- [Entries from a visual dataset]:
···

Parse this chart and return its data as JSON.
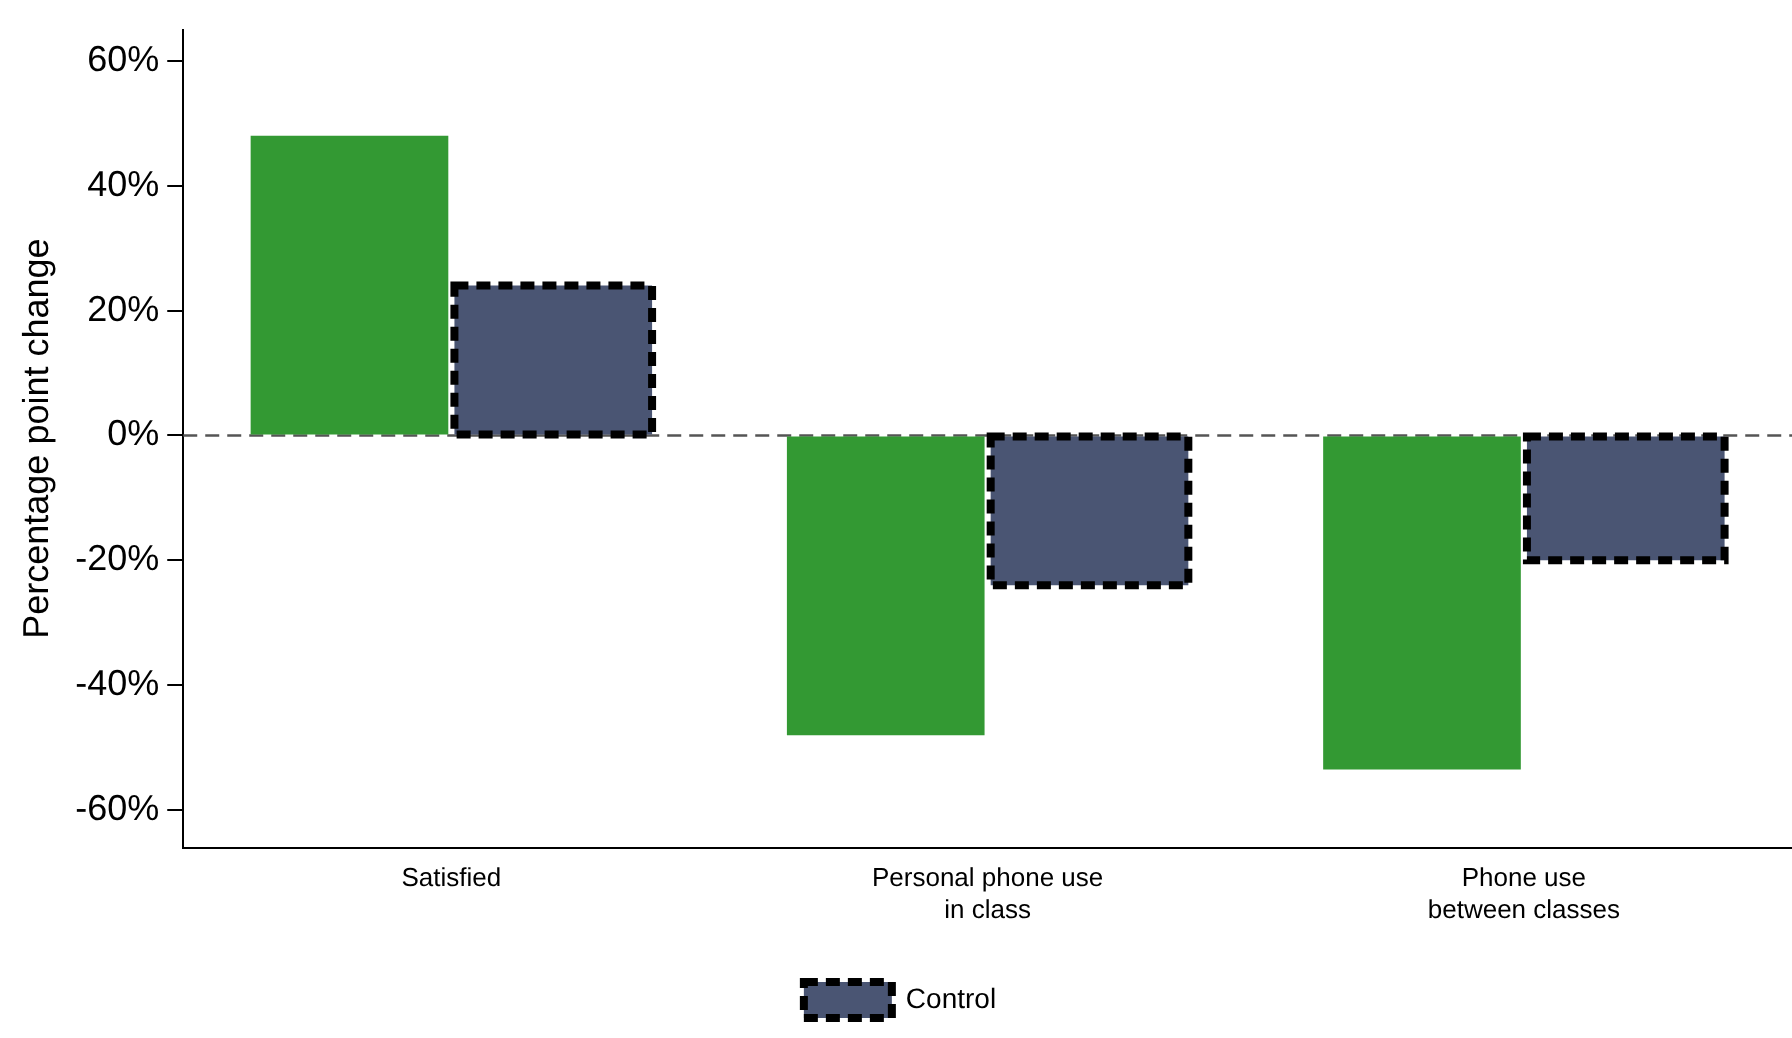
{
  "chart_data": {
    "type": "bar",
    "ylabel": "Percentage point change",
    "categories": [
      "Satisfied",
      "Personal phone use\nin class",
      "Phone use\nbetween classes"
    ],
    "series": [
      {
        "color": "#339933",
        "values": [
          48,
          -48,
          -53.5
        ]
      },
      {
        "name": "Control",
        "color": "#4a5573",
        "line_style": "dashed",
        "values": [
          24,
          -24,
          -20
        ]
      }
    ],
    "ylim": [
      -66,
      65
    ],
    "yticks": [
      {
        "value": -60,
        "label": "-60%"
      },
      {
        "value": -40,
        "label": "-40%"
      },
      {
        "value": -20,
        "label": "-20%"
      },
      {
        "value": 0,
        "label": "0%"
      },
      {
        "value": 20,
        "label": "20%"
      },
      {
        "value": 40,
        "label": "40%"
      },
      {
        "value": 60,
        "label": "60%"
      }
    ],
    "ref_lines": [
      {
        "axis": "y",
        "value": 0,
        "color": "#555555",
        "line_style": "dashed"
      }
    ],
    "grid": false,
    "legend": "bottom"
  }
}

···

- [Instructions for the task]: Read the entries and show each line that mentions "dashed".

- [Full solution]:
        "line_style": "dashed",
        "line_style": "dashed"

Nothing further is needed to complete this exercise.